Source extract »
***

Cool. Now let's select some specific values from single rows:

In [23]:
# Zinnia kisses
# Note the format: DataFrame.loc[('outer_index', 'inner_index'), 'column']

pups_hier.loc[('Yes', 'Zinnia'), 'kisses']

13

In [24]:
# Greta hugs

pups_hier.loc[('No', 'Greta'), 'hugs']

8

Think you've got it? Go!

In [None]:
# Rascal tricks



In [132]:
# Coco hugs



In [None]:
# Zinnia tricks



Let's get multiple, but not all, values from single rows. We'll do the first one together, then you go:

In [25]:
# Zinnia hugs and kisses
# Note the same overall format as before: DataFrame.loc[rows, columns]
# ...just with parentheses to group row info and column info.
# Note the specific format: DataFrame.loc[('outer_index', 'inner_index'), ('column', 'other_column')]

pups_hier.loc[('Yes', 'Zinnia'), ('hugs', 'kisses')]

hugs      10
kisses    13
Name: (Yes, Zinnia), dtype: int64

In [None]:
# Rascal hugs and tricks



In [None]:
# Coco kisses and tricks



In [None]:
# Benji hugs and kisses



Cool. Now let's do two whole rows at a time from the same outer index:

In [26]:
# Zinnia and Rascal
# Note the format: DataFrame.loc[('outer_index', ['inner_index', 'other_inner_index']), 'column']
# Here, we have to specify the columns to ensure the commas will be correctly interpreted.

***

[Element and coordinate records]

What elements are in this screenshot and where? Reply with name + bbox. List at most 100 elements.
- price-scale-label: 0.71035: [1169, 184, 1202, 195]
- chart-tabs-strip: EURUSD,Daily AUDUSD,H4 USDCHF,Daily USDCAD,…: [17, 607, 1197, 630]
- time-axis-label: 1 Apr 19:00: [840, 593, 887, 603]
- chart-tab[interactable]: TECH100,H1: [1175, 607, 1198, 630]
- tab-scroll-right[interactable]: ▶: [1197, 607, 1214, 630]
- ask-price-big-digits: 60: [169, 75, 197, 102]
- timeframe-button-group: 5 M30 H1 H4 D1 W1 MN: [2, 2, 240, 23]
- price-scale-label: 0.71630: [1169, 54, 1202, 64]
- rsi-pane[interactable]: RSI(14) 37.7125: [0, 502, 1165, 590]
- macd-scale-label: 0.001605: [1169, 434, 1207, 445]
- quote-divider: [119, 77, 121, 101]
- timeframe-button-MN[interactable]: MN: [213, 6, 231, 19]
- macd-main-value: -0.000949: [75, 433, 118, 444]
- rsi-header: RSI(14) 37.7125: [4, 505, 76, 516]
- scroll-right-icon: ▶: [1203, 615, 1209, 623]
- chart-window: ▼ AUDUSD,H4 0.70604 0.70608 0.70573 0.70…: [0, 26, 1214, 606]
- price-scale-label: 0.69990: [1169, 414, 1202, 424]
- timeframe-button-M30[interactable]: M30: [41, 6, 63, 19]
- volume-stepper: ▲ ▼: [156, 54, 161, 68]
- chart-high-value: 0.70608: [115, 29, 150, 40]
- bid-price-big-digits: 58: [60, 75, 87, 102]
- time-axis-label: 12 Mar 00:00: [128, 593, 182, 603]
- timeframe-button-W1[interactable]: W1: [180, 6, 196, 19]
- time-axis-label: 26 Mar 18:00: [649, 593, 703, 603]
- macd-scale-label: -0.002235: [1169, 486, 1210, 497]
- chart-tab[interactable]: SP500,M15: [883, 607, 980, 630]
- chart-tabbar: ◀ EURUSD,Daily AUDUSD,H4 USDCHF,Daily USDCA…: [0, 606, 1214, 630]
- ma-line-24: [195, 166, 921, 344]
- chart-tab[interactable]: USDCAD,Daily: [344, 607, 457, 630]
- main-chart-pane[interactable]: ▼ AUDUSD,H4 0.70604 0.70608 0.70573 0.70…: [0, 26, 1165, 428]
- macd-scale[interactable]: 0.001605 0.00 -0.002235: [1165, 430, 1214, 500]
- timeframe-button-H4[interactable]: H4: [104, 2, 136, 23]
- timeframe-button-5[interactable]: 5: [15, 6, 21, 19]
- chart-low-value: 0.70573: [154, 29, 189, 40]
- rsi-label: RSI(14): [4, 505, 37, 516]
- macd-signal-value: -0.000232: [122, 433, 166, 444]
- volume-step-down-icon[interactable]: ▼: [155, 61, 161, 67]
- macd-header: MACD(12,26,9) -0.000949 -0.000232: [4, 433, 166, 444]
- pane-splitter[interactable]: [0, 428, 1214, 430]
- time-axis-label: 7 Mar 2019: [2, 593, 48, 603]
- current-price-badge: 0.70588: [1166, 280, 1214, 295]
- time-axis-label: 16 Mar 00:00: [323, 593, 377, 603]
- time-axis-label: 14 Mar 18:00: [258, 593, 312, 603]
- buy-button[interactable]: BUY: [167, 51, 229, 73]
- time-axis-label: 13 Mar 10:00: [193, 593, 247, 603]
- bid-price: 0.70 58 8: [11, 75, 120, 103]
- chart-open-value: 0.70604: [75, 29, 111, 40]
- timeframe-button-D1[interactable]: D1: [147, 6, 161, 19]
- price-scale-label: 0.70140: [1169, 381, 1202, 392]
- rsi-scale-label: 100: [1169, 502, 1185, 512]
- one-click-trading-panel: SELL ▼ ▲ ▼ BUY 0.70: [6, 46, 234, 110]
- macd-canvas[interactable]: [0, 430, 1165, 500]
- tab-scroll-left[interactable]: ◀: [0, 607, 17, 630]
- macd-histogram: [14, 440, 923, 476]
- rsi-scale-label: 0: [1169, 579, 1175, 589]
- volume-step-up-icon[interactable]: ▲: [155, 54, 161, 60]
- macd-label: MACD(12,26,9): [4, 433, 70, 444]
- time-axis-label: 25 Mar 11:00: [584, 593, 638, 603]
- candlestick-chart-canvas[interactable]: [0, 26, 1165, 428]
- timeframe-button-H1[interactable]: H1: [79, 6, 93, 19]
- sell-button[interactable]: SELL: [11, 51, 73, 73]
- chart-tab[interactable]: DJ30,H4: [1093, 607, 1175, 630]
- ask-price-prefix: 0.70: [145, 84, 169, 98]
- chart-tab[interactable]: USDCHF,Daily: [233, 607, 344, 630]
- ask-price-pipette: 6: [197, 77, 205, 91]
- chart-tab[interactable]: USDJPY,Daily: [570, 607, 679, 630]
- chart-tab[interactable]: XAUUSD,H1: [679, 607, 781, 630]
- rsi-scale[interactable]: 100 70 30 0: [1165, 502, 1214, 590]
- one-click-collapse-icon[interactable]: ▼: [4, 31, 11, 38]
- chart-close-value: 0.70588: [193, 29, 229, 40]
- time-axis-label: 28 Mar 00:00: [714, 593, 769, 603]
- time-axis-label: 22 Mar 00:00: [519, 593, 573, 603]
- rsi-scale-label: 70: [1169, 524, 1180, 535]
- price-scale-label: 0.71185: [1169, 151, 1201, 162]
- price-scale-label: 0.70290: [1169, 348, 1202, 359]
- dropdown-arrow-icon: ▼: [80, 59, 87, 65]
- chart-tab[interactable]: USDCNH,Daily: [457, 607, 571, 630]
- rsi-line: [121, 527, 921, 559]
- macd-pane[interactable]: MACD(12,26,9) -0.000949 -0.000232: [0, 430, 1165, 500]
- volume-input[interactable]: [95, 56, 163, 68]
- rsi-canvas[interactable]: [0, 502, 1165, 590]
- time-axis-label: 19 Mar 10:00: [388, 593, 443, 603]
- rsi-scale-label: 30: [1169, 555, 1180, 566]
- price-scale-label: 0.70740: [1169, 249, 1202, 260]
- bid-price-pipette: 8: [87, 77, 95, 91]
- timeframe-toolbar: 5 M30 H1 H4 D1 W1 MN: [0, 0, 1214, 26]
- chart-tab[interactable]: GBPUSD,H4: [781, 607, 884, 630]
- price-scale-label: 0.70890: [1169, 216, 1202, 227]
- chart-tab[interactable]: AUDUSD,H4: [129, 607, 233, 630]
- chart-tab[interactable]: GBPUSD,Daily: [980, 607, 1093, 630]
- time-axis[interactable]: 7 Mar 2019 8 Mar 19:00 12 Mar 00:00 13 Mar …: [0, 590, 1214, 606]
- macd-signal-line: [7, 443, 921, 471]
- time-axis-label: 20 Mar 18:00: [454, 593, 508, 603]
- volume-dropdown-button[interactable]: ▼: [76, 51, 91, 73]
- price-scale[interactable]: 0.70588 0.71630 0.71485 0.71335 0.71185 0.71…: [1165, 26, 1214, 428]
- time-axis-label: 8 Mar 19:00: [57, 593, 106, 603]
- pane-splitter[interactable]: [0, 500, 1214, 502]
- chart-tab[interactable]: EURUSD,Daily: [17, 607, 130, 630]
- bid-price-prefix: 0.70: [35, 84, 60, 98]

***

Exercise directions »
Reproduce the pandas notebook excerpt word for word, starting with "Cool. Now let's do" and going on through "be correctly interpreted.". Work only from the pandas notebook excerpt.

Result of this exercise »
Cool. Now let's do two whole rows at a time from the same outer index:

In [26]:
# Zinnia and Rascal
# Note the format: DataFrame.loc[('outer_index', ['inner_index', 'other_inner_index']), 'column']
# Here, we have to specify the columns to ensure the commas will be correctly interpreted.